Dataset rows:
• • • •
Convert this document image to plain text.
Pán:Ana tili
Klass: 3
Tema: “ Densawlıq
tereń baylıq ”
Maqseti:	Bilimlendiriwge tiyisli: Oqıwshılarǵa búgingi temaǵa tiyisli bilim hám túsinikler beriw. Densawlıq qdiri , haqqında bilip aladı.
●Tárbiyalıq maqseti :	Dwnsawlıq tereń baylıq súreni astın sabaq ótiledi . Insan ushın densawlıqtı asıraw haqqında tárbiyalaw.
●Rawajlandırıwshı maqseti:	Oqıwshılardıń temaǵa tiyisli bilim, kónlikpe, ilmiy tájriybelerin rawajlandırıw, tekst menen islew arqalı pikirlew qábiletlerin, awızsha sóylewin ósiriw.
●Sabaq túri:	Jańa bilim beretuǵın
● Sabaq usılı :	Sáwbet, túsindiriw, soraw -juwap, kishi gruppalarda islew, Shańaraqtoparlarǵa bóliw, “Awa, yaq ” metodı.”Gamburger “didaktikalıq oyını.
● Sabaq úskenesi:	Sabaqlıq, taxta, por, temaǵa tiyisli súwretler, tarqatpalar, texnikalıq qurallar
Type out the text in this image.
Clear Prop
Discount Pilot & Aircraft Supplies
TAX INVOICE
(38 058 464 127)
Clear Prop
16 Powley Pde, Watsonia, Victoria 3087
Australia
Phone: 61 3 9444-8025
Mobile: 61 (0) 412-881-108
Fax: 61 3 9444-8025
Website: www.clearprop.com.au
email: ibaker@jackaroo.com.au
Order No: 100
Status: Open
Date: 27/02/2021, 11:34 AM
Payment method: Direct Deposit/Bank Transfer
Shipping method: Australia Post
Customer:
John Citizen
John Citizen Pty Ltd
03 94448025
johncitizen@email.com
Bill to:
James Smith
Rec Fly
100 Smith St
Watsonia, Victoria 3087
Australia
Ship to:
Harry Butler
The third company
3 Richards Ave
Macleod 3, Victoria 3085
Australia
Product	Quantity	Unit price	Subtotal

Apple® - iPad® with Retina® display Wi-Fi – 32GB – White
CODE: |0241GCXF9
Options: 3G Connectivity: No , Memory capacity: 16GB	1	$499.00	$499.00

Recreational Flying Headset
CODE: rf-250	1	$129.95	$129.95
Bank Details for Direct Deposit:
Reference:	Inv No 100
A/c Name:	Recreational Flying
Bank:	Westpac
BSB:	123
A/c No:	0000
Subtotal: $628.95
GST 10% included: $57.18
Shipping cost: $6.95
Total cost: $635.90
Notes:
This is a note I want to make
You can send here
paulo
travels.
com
• • • •
Aim: Where a line above contains the word "bilim", copy that line.

Written reply:
Maqseti:	Bilimlendiriwge tiyisli: Oqıwshılarǵa búgingi temaǵa tiyisli bilim hám túsinikler beriw. Densawlıq qdiri , haqqında bilip aladı.
●Rawajlandırıwshı maqseti:	Oqıwshılardıń temaǵa tiyisli bilim, kónlikpe, ilmiy tájriybelerin rawajlandırıw, tekst menen islew arqalı pikirlew qábiletlerin, awızsha sóylewin ósiriw.
●Sabaq túri:	Jańa bilim beretuǵın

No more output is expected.